» Task to complete
Repeat the records in full and exactly, omitting pictures.

(Structured figure records)
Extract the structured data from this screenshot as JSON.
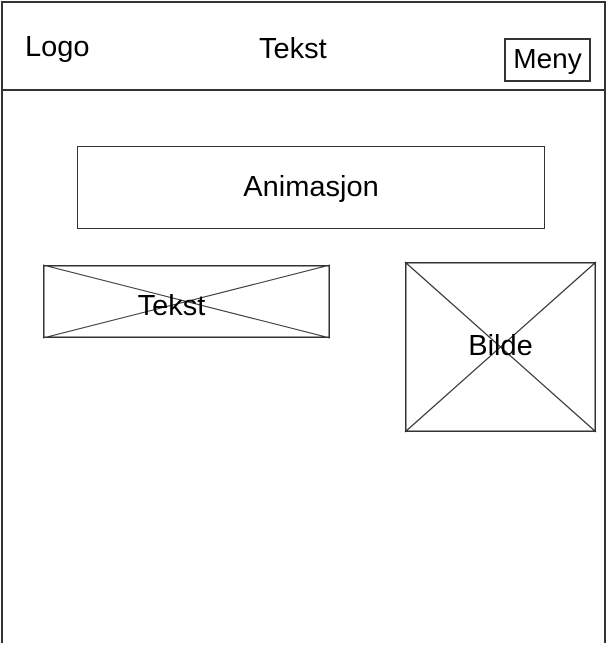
{
  "header": {
    "logo": "Logo",
    "text": "Tekst",
    "menu": "Meny"
  },
  "main": {
    "animation": "Animasjon",
    "text_block": "Tekst",
    "image_block": "Bilde"
  }
}
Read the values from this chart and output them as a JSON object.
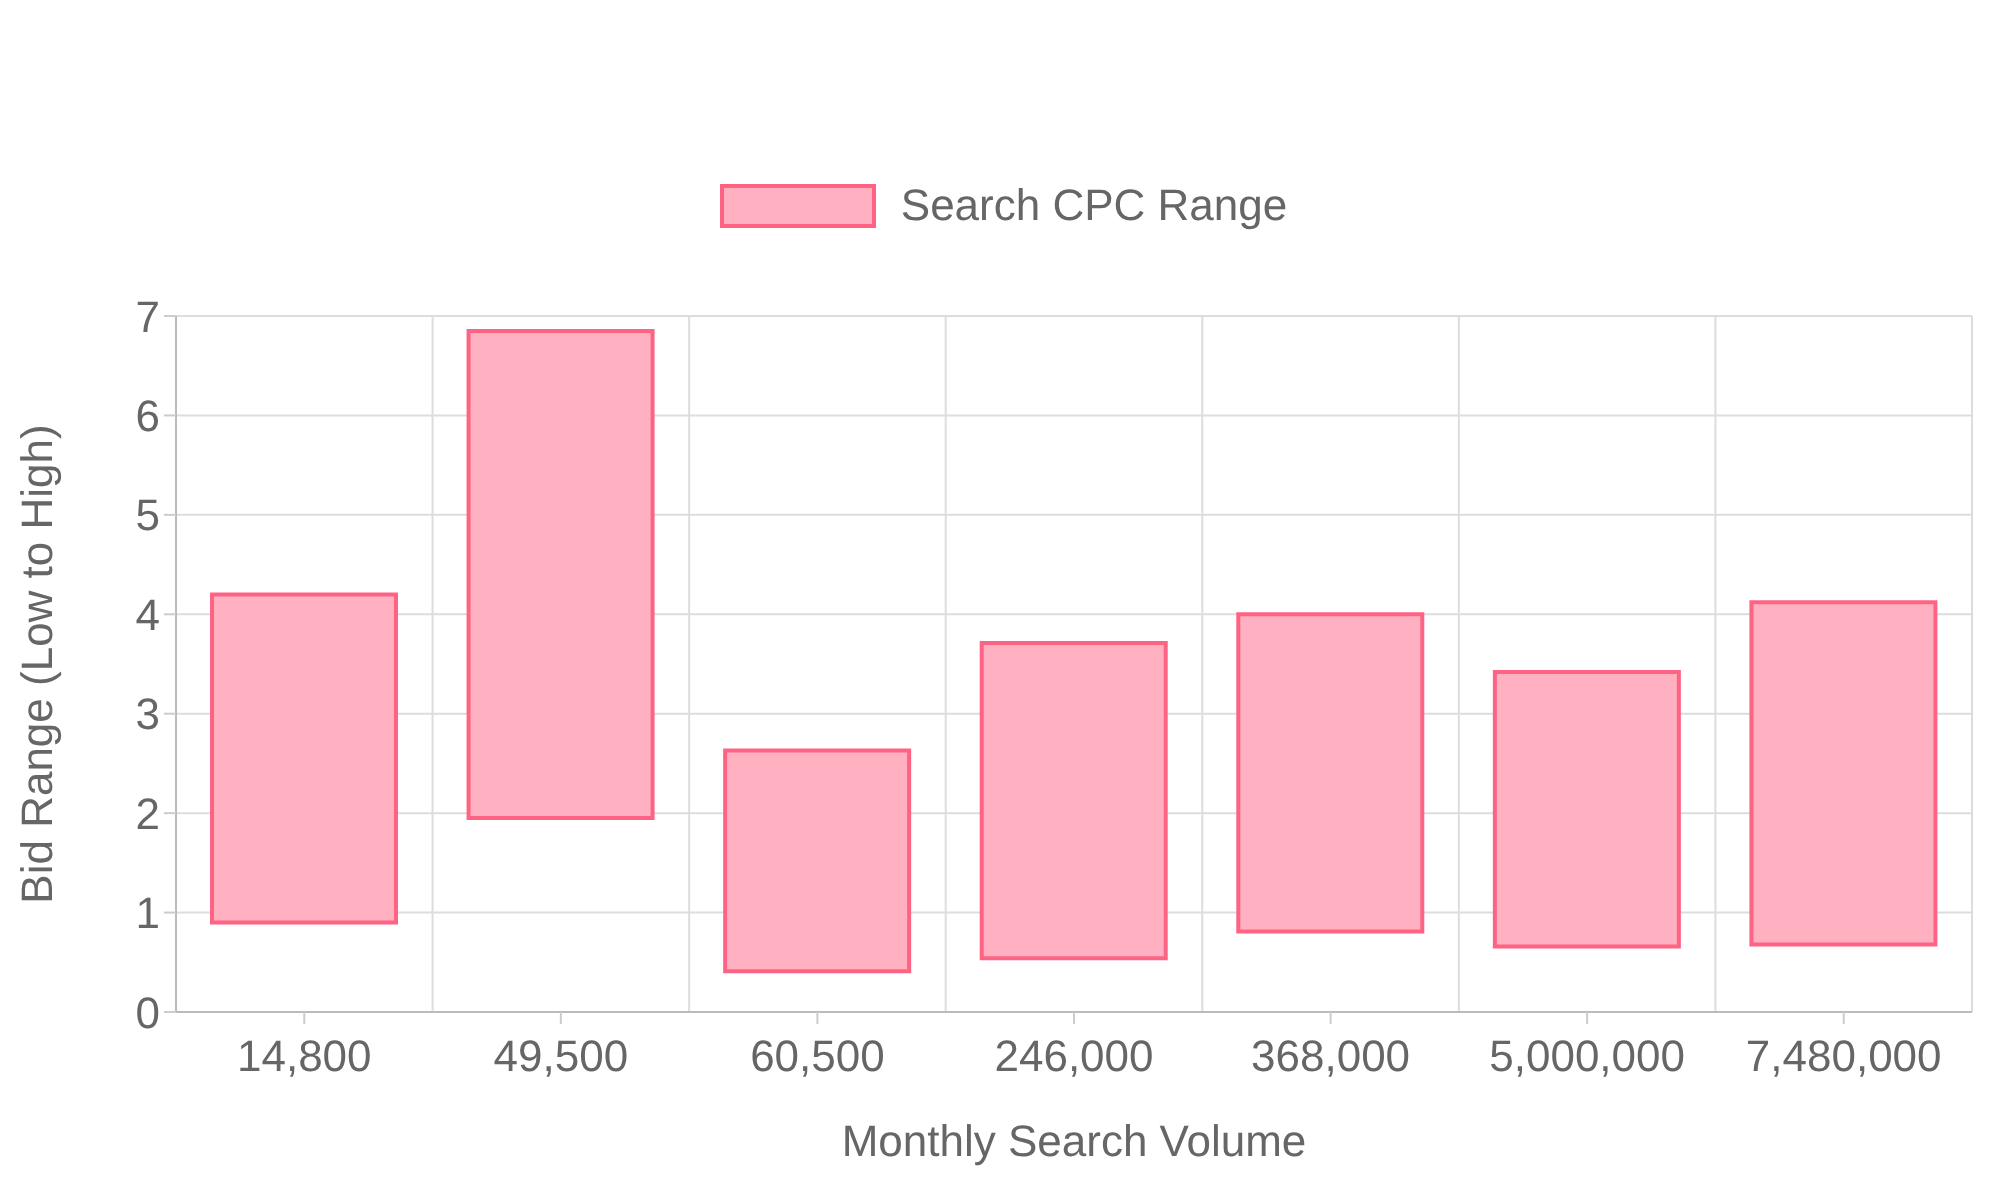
{
  "chart_data": {
    "type": "bar",
    "xlabel": "Monthly Search Volume",
    "ylabel": "Bid Range (Low to High)",
    "categories": [
      "14,800",
      "49,500",
      "60,500",
      "246,000",
      "368,000",
      "5,000,000",
      "7,480,000"
    ],
    "series": [
      {
        "name": "Search CPC Range",
        "color": "#ffb1c1",
        "values": [
          3.3,
          4.9,
          2.22,
          3.17,
          3.19,
          2.76,
          3.44
        ],
        "base": [
          0.9,
          1.95,
          0.41,
          0.54,
          0.81,
          0.66,
          0.68
        ]
      }
    ],
    "ylim": [
      0,
      7
    ],
    "yticks": [
      0,
      1,
      2,
      3,
      4,
      5,
      6,
      7
    ],
    "grid": true,
    "legend": "top"
  }
}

» Answer in full
Extract the structured data from this screenshot as JSON.
{
  "header": {
    "logo": "Logo",
    "text": "Tekst",
    "menu": "Meny"
  },
  "main": {
    "animation": "Animasjon",
    "text_block": "Tekst",
    "image_block": "Bilde"
  }
}
Read the values from this chart and output them as a JSON object.
{
  "chart_data": {
    "type": "bar",
    "xlabel": "Monthly Search Volume",
    "ylabel": "Bid Range (Low to High)",
    "categories": [
      "14,800",
      "49,500",
      "60,500",
      "246,000",
      "368,000",
      "5,000,000",
      "7,480,000"
    ],
    "series": [
      {
        "name": "Search CPC Range",
        "color": "#ffb1c1",
        "values": [
          3.3,
          4.9,
          2.22,
          3.17,
          3.19,
          2.76,
          3.44
        ],
        "base": [
          0.9,
          1.95,
          0.41,
          0.54,
          0.81,
          0.66,
          0.68
        ]
      }
    ],
    "ylim": [
      0,
      7
    ],
    "yticks": [
      0,
      1,
      2,
      3,
      4,
      5,
      6,
      7
    ],
    "grid": true,
    "legend": "top"
  }
}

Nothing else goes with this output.